Directions -
Leave the pictures out. Return all other data exactly.

Source records -
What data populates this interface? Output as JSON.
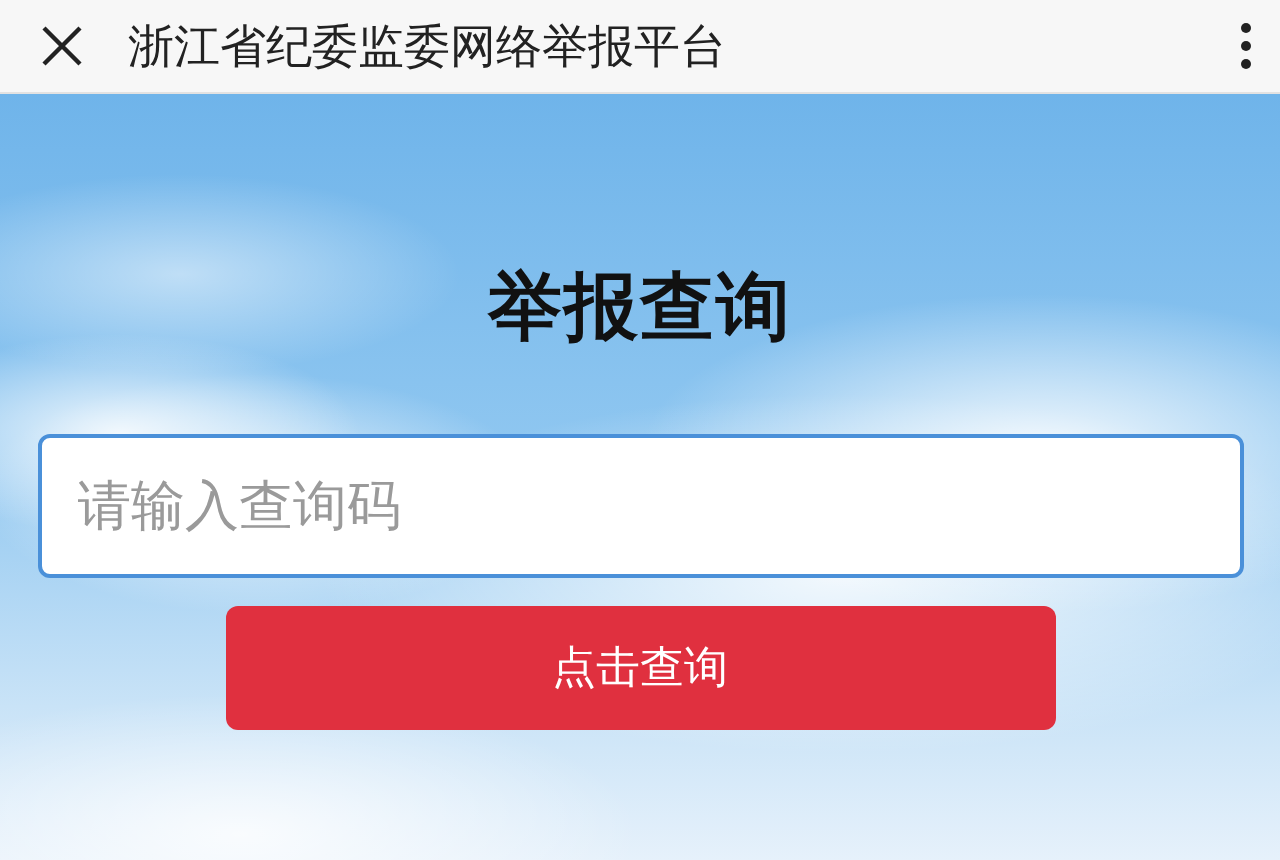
{
  "header": {
    "title": "浙江省纪委监委网络举报平台"
  },
  "page": {
    "heading": "举报查询"
  },
  "query_field": {
    "placeholder": "请输入查询码"
  },
  "submit_button": {
    "label": "点击查询"
  }
}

Complete response -
What data populates this interface? Output as JSON.
{
  "header": {
    "title": "浙江省纪委监委网络举报平台"
  },
  "page": {
    "heading": "举报查询"
  },
  "query_field": {
    "placeholder": "请输入查询码"
  },
  "submit_button": {
    "label": "点击查询"
  }
}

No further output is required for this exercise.